> [What is being asked]:
Exactly as they appear, output all of the entries.

> [Rows]:

-*-

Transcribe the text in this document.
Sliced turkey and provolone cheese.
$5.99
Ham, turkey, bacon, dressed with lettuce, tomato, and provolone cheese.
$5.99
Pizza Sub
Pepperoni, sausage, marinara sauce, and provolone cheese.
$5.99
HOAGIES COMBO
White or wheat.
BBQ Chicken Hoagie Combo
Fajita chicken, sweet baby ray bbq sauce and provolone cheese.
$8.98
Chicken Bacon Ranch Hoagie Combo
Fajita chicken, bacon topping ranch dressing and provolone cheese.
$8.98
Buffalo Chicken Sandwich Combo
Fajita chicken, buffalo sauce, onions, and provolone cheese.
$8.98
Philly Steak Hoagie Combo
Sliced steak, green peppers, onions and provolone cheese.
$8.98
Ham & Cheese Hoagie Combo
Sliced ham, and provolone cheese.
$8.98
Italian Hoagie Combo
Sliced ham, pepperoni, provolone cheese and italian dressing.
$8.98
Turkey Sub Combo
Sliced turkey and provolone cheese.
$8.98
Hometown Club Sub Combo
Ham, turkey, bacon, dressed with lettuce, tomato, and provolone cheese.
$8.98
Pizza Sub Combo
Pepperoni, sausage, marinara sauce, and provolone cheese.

-*-

> [Answer in full]:
Transcribe the text in this document.
Sliced turkey and provolone cheese.
$5.99
Ham, turkey, bacon, dressed with lettuce, tomato, and provolone cheese.
$5.99
Pizza Sub
Pepperoni, sausage, marinara sauce, and provolone cheese.
$5.99
HOAGIES COMBO
White or wheat.
BBQ Chicken Hoagie Combo
Fajita chicken, sweet baby ray bbq sauce and provolone cheese.
$8.98
Chicken Bacon Ranch Hoagie Combo
Fajita chicken, bacon topping ranch dressing and provolone cheese.
$8.98
Buffalo Chicken Sandwich Combo
Fajita chicken, buffalo sauce, onions, and provolone cheese.
$8.98
Philly Steak Hoagie Combo
Sliced steak, green peppers, onions and provolone cheese.
$8.98
Ham & Cheese Hoagie Combo
Sliced ham, and provolone cheese.
$8.98
Italian Hoagie Combo
Sliced ham, pepperoni, provolone cheese and italian dressing.
$8.98
Turkey Sub Combo
Sliced turkey and provolone cheese.
$8.98
Hometown Club Sub Combo
Ham, turkey, bacon, dressed with lettuce, tomato, and provolone cheese.
$8.98
Pizza Sub Combo
Pepperoni, sausage, marinara sauce, and provolone cheese.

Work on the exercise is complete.